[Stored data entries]
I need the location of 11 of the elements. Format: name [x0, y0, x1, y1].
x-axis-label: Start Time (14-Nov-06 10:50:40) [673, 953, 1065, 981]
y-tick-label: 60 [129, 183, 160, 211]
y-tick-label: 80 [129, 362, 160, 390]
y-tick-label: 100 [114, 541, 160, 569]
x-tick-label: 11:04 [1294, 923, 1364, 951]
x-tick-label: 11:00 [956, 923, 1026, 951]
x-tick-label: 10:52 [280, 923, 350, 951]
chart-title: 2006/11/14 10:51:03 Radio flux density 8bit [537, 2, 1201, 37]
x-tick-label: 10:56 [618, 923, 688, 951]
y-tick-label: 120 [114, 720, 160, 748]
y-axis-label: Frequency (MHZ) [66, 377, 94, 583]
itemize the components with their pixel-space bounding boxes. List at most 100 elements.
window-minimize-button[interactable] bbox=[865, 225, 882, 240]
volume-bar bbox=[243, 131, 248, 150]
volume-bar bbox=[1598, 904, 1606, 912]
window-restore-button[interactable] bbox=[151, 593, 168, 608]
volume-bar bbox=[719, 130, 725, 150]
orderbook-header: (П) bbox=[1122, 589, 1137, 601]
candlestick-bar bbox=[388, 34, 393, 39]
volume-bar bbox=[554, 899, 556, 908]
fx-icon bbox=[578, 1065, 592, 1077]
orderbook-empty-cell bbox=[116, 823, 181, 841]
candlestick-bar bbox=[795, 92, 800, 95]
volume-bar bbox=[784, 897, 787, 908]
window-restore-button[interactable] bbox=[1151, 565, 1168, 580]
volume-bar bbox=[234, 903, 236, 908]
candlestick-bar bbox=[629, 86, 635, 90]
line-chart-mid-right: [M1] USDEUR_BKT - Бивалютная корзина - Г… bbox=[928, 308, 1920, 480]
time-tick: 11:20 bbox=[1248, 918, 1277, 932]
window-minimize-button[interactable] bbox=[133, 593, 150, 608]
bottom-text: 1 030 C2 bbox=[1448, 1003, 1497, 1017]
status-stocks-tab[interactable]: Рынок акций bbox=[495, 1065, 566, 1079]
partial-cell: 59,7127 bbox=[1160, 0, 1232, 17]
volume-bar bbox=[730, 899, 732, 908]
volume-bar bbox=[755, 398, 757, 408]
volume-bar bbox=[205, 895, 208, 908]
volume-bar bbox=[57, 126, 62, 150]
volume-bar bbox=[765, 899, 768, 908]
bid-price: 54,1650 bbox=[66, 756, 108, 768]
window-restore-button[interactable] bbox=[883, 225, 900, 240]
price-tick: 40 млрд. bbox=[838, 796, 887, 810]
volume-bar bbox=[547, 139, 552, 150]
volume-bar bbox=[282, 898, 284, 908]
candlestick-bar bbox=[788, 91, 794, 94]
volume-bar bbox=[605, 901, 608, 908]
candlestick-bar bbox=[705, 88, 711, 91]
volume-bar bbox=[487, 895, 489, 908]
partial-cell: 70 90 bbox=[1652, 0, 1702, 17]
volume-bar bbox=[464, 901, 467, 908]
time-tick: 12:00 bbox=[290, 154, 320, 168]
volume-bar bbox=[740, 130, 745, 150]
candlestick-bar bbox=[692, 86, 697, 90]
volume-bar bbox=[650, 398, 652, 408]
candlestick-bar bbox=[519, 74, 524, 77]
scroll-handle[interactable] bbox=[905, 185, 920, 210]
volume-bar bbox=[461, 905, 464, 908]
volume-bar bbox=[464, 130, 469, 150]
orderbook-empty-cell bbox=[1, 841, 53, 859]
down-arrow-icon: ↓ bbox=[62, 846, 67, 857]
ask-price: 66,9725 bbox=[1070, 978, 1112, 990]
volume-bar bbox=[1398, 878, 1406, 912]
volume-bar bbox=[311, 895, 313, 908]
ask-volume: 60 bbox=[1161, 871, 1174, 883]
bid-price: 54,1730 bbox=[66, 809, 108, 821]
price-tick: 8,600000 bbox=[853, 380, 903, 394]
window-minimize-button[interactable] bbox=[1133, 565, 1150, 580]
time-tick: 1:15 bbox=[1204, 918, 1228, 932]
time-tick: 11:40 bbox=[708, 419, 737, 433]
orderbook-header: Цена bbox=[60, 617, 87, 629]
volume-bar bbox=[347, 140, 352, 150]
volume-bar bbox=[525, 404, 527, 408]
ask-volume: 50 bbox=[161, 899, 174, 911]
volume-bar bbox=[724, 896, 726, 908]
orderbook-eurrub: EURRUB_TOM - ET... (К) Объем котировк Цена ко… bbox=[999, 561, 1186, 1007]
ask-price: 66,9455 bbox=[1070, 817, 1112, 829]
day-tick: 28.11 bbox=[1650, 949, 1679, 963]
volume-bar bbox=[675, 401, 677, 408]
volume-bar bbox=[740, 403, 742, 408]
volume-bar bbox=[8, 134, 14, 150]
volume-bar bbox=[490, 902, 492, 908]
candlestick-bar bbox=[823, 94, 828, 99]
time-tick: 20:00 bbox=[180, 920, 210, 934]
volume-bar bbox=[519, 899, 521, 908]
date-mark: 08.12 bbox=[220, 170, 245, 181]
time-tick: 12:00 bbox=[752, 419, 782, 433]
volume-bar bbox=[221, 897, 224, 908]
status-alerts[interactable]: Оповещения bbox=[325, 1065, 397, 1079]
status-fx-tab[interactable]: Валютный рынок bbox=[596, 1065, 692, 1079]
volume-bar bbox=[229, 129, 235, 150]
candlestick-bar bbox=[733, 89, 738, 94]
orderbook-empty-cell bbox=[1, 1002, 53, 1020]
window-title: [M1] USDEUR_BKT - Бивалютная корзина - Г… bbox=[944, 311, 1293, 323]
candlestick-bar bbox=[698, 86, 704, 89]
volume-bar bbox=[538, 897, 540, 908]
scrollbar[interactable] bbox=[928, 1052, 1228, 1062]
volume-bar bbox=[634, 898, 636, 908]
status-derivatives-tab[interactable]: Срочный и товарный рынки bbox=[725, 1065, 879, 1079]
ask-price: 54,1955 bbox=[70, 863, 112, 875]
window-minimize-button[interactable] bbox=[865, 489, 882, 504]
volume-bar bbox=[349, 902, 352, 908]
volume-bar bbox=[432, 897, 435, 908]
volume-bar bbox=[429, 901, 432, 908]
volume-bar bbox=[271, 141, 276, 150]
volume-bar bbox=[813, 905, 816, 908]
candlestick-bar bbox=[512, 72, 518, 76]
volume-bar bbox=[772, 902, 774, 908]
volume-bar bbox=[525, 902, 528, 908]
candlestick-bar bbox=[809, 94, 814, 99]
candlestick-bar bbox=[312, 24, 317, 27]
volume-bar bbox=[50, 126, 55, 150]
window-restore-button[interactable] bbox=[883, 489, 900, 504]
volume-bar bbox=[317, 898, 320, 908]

## Task instructions
Put every line of the material above into a JSON list of strings, one string per line, omitting any blank lines.

## Written response
[
  "I need the location of 11 of the elements. Format: name [x0, y0, x1, y1].",
  "x-axis-label: Start Time (14-Nov-06 10:50:40) [673, 953, 1065, 981]",
  "y-tick-label: 60 [129, 183, 160, 211]",
  "y-tick-label: 80 [129, 362, 160, 390]",
  "y-tick-label: 100 [114, 541, 160, 569]",
  "x-tick-label: 11:04 [1294, 923, 1364, 951]",
  "x-tick-label: 11:00 [956, 923, 1026, 951]",
  "x-tick-label: 10:52 [280, 923, 350, 951]",
  "chart-title: 2006/11/14 10:51:03 Radio flux density 8bit [537, 2, 1201, 37]",
  "x-tick-label: 10:56 [618, 923, 688, 951]",
  "y-tick-label: 120 [114, 720, 160, 748]",
  "y-axis-label: Frequency (MHZ) [66, 377, 94, 583]",
  "itemize the components with their pixel-space bounding boxes. List at most 100 elements.",
  "window-minimize-button[interactable] bbox=[865, 225, 882, 240]",
  "volume-bar bbox=[243, 131, 248, 150]",
  "volume-bar bbox=[1598, 904, 1606, 912]",
  "window-restore-button[interactable] bbox=[151, 593, 168, 608]",
  "volume-bar bbox=[719, 130, 725, 150]",
  "orderbook-header: (П) bbox=[1122, 589, 1137, 601]",
  "candlestick-bar bbox=[388, 34, 393, 39]",
  "volume-bar bbox=[554, 899, 556, 908]",
  "fx-icon bbox=[578, 1065, 592, 1077]",
  "orderbook-empty-cell bbox=[116, 823, 181, 841]",
  "candlestick-bar bbox=[795, 92, 800, 95]",
  "volume-bar bbox=[784, 897, 787, 908]",
  "window-restore-button[interactable] bbox=[1151, 565, 1168, 580]",
  "volume-bar bbox=[234, 903, 236, 908]",
  "candlestick-bar bbox=[629, 86, 635, 90]",
  "line-chart-mid-right: [M1] USDEUR_BKT - Бивалютная корзина - Г… bbox=[928, 308, 1920, 480]",
  "time-tick: 11:20 bbox=[1248, 918, 1277, 932]",
  "window-minimize-button[interactable] bbox=[133, 593, 150, 608]",
  "bottom-text: 1 030 C2 bbox=[1448, 1003, 1497, 1017]",
  "status-stocks-tab[interactable]: Рынок акций bbox=[495, 1065, 566, 1079]",
  "partial-cell: 59,7127 bbox=[1160, 0, 1232, 17]",
  "volume-bar bbox=[730, 899, 732, 908]",
  "volume-bar bbox=[755, 398, 757, 408]",
  "volume-bar bbox=[205, 895, 208, 908]",
  "volume-bar bbox=[57, 126, 62, 150]",
  "volume-bar bbox=[765, 899, 768, 908]",
  "bid-price: 54,1650 bbox=[66, 756, 108, 768]",
  "window-restore-button[interactable] bbox=[883, 225, 900, 240]",
  "price-tick: 40 млрд. bbox=[838, 796, 887, 810]",
  "volume-bar bbox=[547, 139, 552, 150]",
  "volume-bar bbox=[282, 898, 284, 908]",
  "candlestick-bar bbox=[788, 91, 794, 94]",
  "volume-bar bbox=[605, 901, 608, 908]",
  "candlestick-bar bbox=[705, 88, 711, 91]",
  "volume-bar bbox=[487, 895, 489, 908]",
  "partial-cell: 70 90 bbox=[1652, 0, 1702, 17]",
  "volume-bar bbox=[464, 901, 467, 908]",
  "time-tick: 12:00 bbox=[290, 154, 320, 168]",
  "volume-bar bbox=[740, 130, 745, 150]",
  "candlestick-bar bbox=[692, 86, 697, 90]",
  "volume-bar bbox=[650, 398, 652, 408]",
  "candlestick-bar bbox=[519, 74, 524, 77]",
  "scroll-handle[interactable] bbox=[905, 185, 920, 210]",
  "volume-bar bbox=[461, 905, 464, 908]",
  "volume-bar bbox=[464, 130, 469, 150]",
  "orderbook-empty-cell bbox=[1, 841, 53, 859]",
  "down-arrow-icon: ↓ bbox=[62, 846, 67, 857]",
  "ask-price: 66,9725 bbox=[1070, 978, 1112, 990]",
  "volume-bar bbox=[1398, 878, 1406, 912]",
  "volume-bar bbox=[311, 895, 313, 908]",
  "ask-volume: 60 bbox=[1161, 871, 1174, 883]",
  "bid-price: 54,1730 bbox=[66, 809, 108, 821]",
  "price-tick: 8,600000 bbox=[853, 380, 903, 394]",
  "window-minimize-button[interactable] bbox=[1133, 565, 1150, 580]",
  "time-tick: 1:15 bbox=[1204, 918, 1228, 932]",
  "time-tick: 11:40 bbox=[708, 419, 737, 433]",
  "orderbook-header: Цена bbox=[60, 617, 87, 629]",
  "volume-bar bbox=[347, 140, 352, 150]",
  "volume-bar bbox=[525, 404, 527, 408]",
  "ask-volume: 50 bbox=[161, 899, 174, 911]",
  "volume-bar bbox=[724, 896, 726, 908]",
  "orderbook-eurrub: EURRUB_TOM - ET... (К) Объем котировк Цена ко… bbox=[999, 561, 1186, 1007]",
  "ask-price: 66,9455 bbox=[1070, 817, 1112, 829]",
  "day-tick: 28.11 bbox=[1650, 949, 1679, 963]",
  "volume-bar bbox=[675, 401, 677, 408]",
  "volume-bar bbox=[740, 403, 742, 408]",
  "volume-bar bbox=[8, 134, 14, 150]",
  "volume-bar bbox=[490, 902, 492, 908]",
  "candlestick-bar bbox=[823, 94, 828, 99]",
  "time-tick: 20:00 bbox=[180, 920, 210, 934]",
  "volume-bar bbox=[519, 899, 521, 908]",
  "date-mark: 08.12 bbox=[220, 170, 245, 181]",
  "time-tick: 12:00 bbox=[752, 419, 782, 433]",
  "volume-bar bbox=[221, 897, 224, 908]",
  "status-alerts[interactable]: Оповещения bbox=[325, 1065, 397, 1079]",
  "status-fx-tab[interactable]: Валютный рынок bbox=[596, 1065, 692, 1079]",
  "volume-bar bbox=[229, 129, 235, 150]",
  "candlestick-bar bbox=[733, 89, 738, 94]",
  "orderbook-empty-cell bbox=[1, 1002, 53, 1020]",
  "window-title: [M1] USDEUR_BKT - Бивалютная корзина - Г… bbox=[944, 311, 1293, 323]",
  "candlestick-bar bbox=[698, 86, 704, 89]",
  "volume-bar bbox=[538, 897, 540, 908]",
  "scrollbar[interactable] bbox=[928, 1052, 1228, 1062]",
  "volume-bar bbox=[634, 898, 636, 908]",
  "status-derivatives-tab[interactable]: Срочный и товарный рынки bbox=[725, 1065, 879, 1079]",
  "ask-price: 54,1955 bbox=[70, 863, 112, 875]",
  "window-minimize-button[interactable] bbox=[865, 489, 882, 504]",
  "volume-bar bbox=[349, 902, 352, 908]",
  "volume-bar bbox=[432, 897, 435, 908]",
  "volume-bar bbox=[429, 901, 432, 908]",
  "volume-bar bbox=[271, 141, 276, 150]",
  "volume-bar bbox=[813, 905, 816, 908]",
  "candlestick-bar bbox=[512, 72, 518, 76]",
  "volume-bar bbox=[772, 902, 774, 908]",
  "volume-bar bbox=[525, 902, 528, 908]",
  "candlestick-bar bbox=[809, 94, 814, 99]",
  "candlestick-bar bbox=[312, 24, 317, 27]",
  "volume-bar bbox=[50, 126, 55, 150]",
  "window-restore-button[interactable] bbox=[883, 489, 900, 504]",
  "volume-bar bbox=[317, 898, 320, 908]"
]